Of the lines below, count those containing the word "subtitle". Reply with the number alone.

### Task input

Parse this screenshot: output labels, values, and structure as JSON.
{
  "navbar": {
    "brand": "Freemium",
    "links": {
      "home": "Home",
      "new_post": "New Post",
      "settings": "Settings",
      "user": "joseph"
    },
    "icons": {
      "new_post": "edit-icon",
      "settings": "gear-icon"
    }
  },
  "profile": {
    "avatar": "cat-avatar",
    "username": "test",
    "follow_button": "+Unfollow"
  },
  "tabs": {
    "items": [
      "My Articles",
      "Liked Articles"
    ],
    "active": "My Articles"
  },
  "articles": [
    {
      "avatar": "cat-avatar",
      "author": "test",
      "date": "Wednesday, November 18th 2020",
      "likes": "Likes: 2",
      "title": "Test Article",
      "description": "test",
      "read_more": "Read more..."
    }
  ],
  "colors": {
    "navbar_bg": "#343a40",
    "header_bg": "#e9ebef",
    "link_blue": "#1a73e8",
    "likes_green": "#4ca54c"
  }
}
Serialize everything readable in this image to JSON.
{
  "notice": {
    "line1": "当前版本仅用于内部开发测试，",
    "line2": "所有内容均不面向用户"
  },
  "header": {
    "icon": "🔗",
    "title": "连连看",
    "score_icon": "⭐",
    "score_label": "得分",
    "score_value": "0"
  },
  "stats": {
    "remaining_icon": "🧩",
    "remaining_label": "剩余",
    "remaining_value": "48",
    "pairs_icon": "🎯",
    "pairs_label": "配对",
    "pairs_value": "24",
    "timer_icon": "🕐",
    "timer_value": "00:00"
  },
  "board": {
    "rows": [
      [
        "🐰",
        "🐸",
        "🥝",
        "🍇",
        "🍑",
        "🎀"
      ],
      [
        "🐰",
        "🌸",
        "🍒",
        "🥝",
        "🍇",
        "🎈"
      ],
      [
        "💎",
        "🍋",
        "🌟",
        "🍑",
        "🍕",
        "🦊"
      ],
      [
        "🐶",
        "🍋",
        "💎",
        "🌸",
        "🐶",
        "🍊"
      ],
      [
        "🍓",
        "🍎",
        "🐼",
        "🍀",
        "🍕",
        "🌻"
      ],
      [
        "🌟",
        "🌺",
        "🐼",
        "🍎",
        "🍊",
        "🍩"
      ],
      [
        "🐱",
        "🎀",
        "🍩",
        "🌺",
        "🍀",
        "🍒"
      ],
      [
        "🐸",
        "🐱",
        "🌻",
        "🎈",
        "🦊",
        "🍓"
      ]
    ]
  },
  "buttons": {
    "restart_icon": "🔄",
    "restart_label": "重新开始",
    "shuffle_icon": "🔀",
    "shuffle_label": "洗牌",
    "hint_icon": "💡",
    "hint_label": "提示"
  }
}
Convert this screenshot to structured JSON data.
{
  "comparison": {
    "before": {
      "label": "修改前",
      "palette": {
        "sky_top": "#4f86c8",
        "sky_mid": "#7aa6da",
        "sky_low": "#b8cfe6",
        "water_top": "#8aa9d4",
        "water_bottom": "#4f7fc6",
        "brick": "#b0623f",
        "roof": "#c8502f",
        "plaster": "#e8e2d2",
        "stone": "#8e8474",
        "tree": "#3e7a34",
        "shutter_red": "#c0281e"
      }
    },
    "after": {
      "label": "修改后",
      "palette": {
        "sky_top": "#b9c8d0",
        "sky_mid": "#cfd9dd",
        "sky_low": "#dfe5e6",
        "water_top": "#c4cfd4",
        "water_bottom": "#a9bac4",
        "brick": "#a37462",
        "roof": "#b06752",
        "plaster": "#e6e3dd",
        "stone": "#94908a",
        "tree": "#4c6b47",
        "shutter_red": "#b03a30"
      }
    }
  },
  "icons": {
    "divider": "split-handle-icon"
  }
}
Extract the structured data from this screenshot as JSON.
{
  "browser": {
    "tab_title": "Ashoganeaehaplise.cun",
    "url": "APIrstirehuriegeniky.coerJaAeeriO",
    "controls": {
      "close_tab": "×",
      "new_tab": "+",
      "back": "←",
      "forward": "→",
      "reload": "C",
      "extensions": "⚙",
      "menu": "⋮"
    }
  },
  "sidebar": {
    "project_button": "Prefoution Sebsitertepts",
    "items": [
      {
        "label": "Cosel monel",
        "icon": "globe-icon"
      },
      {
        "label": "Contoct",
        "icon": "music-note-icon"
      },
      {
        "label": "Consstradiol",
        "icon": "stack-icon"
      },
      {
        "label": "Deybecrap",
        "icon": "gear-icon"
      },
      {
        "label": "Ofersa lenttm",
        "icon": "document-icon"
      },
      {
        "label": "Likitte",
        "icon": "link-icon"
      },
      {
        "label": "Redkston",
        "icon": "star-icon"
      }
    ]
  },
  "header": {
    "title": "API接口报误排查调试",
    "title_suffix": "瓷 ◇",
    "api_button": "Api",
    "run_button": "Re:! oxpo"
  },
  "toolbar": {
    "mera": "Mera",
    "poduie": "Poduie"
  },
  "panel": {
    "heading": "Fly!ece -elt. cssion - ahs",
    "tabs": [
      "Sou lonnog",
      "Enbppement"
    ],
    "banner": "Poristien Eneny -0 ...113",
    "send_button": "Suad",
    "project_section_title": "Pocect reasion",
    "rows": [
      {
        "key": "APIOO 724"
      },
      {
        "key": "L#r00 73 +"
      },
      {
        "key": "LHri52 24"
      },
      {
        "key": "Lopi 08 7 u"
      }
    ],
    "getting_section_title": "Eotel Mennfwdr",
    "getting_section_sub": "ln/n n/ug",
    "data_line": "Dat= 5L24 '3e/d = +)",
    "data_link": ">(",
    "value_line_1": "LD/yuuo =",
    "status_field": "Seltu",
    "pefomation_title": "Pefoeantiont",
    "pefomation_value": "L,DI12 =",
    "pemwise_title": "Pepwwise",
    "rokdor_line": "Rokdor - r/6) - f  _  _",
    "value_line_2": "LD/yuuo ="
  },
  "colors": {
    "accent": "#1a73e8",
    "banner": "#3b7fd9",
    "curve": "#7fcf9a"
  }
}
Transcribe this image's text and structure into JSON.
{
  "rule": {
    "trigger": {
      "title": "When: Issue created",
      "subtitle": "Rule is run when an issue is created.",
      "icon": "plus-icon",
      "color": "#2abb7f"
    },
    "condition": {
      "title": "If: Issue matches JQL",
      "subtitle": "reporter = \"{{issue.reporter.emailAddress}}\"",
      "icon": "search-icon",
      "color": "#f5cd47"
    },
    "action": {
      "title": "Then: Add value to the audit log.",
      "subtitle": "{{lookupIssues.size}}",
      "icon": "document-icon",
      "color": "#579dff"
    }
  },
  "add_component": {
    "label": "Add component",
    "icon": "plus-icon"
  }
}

######

*Task output:*
3